++++ EXERCISE INPUTS

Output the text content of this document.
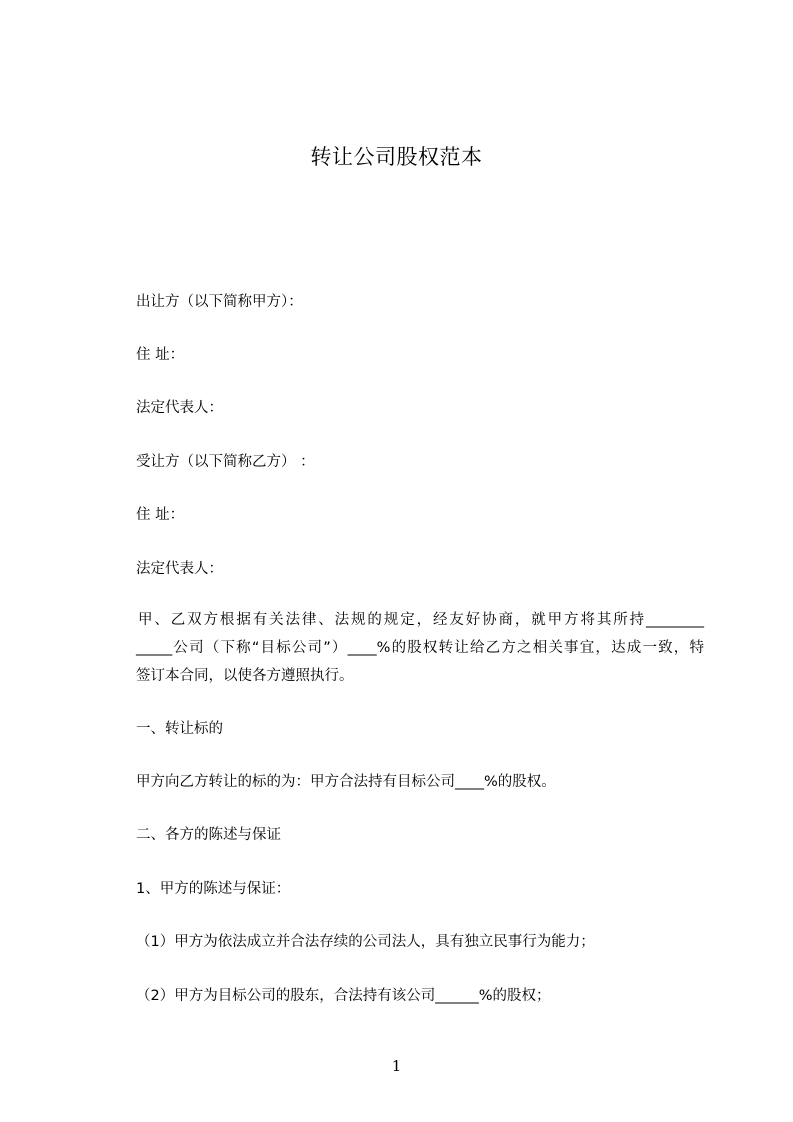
转让公司股权范本
出让方（以下简称甲方）：
住 址：
法定代表人：
受让方（以下简称乙方） ：
住 址：
法定代表人：
甲、乙双方根据有关法律、法规的规定，经友好协商，就甲方将其所持________
_____公司（下称“目标公司”）____%的股权转让给乙方之相关事宜，达成一致，特
签订本合同，以使各方遵照执行。
一、转让标的
甲方向乙方转让的标的为：甲方合法持有目标公司____%的股权。
二、各方的陈述与保证
1、甲方的陈述与保证：
（1）甲方为依法成立并合法存续的公司法人，具有独立民事行为能力；
（2）甲方为目标公司的股东，合法持有该公司______%的股权；
1
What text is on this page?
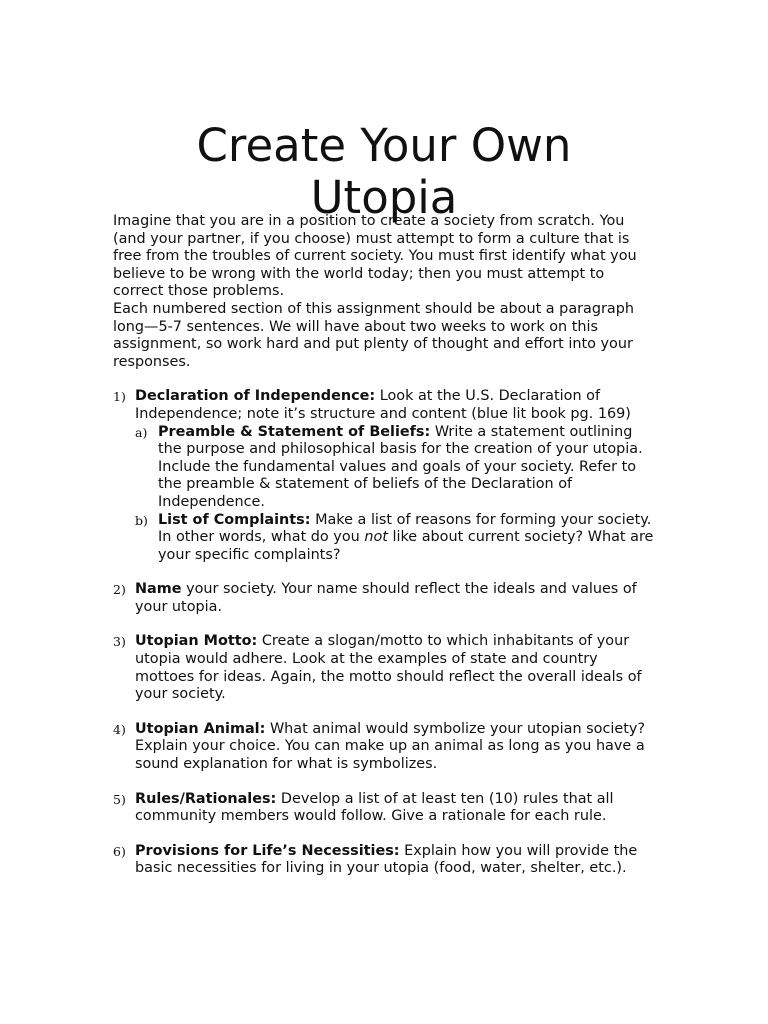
Create Your Own
Utopia

Imagine that you are in a position to create a society from scratch. You (and your partner, if you choose) must attempt to form a culture that is free from the troubles of current society. You must first identify what you believe to be wrong with the world today; then you must attempt to correct those problems.

Each numbered section of this assignment should be about a paragraph long—5-7 sentences. We will have about two weeks to work on this assignment, so work hard and put plenty of thought and effort into your responses.

1) Declaration of Independence: Look at the U.S. Declaration of Independence; note it’s structure and content (blue lit book pg. 169)
a) Preamble & Statement of Beliefs: Write a statement outlining the purpose and philosophical basis for the creation of your utopia. Include the fundamental values and goals of your society. Refer to the preamble & statement of beliefs of the Declaration of Independence.
b) List of Complaints: Make a list of reasons for forming your society. In other words, what do you not like about current society? What are your specific complaints?
2) Name your society. Your name should reflect the ideals and values of your utopia.
3) Utopian Motto: Create a slogan/motto to which inhabitants of your utopia would adhere. Look at the examples of state and country mottoes for ideas. Again, the motto should reflect the overall ideals of your society.
4) Utopian Animal: What animal would symbolize your utopian society? Explain your choice. You can make up an animal as long as you have a sound explanation for what is symbolizes.
5) Rules/Rationales: Develop a list of at least ten (10) rules that all community members would follow. Give a rationale for each rule.
6) Provisions for Life’s Necessities: Explain how you will provide the basic necessities for living in your utopia (food, water, shelter, etc.).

++++++++

**THE EXERCISE**
Quote every line word for word and keep the images out of the copy.

**OUTPUT**
Output the text content of this document.
转让公司股权范本
出让方（以下简称甲方）：
住 址：
法定代表人：
受让方（以下简称乙方） ：
住 址：
法定代表人：
甲、乙双方根据有关法律、法规的规定，经友好协商，就甲方将其所持________
_____公司（下称“目标公司”）____%的股权转让给乙方之相关事宜，达成一致，特
签订本合同，以使各方遵照执行。
一、转让标的
甲方向乙方转让的标的为：甲方合法持有目标公司____%的股权。
二、各方的陈述与保证
1、甲方的陈述与保证：
（1）甲方为依法成立并合法存续的公司法人，具有独立民事行为能力；
（2）甲方为目标公司的股东，合法持有该公司______%的股权；
1
What text is on this page?
Create Your Own
Utopia

Imagine that you are in a position to create a society from scratch. You (and your partner, if you choose) must attempt to form a culture that is free from the troubles of current society. You must first identify what you believe to be wrong with the world today; then you must attempt to correct those problems.

Each numbered section of this assignment should be about a paragraph long—5-7 sentences. We will have about two weeks to work on this assignment, so work hard and put plenty of thought and effort into your responses.

1) Declaration of Independence: Look at the U.S. Declaration of Independence; note it’s structure and content (blue lit book pg. 169)
a) Preamble & Statement of Beliefs: Write a statement outlining the purpose and philosophical basis for the creation of your utopia. Include the fundamental values and goals of your society. Refer to the preamble & statement of beliefs of the Declaration of Independence.
b) List of Complaints: Make a list of reasons for forming your society. In other words, what do you not like about current society? What are your specific complaints?
2) Name your society. Your name should reflect the ideals and values of your utopia.
3) Utopian Motto: Create a slogan/motto to which inhabitants of your utopia would adhere. Look at the examples of state and country mottoes for ideas. Again, the motto should reflect the overall ideals of your society.
4) Utopian Animal: What animal would symbolize your utopian society? Explain your choice. You can make up an animal as long as you have a sound explanation for what is symbolizes.
5) Rules/Rationales: Develop a list of at least ten (10) rules that all community members would follow. Give a rationale for each rule.
6) Provisions for Life’s Necessities: Explain how you will provide the basic necessities for living in your utopia (food, water, shelter, etc.).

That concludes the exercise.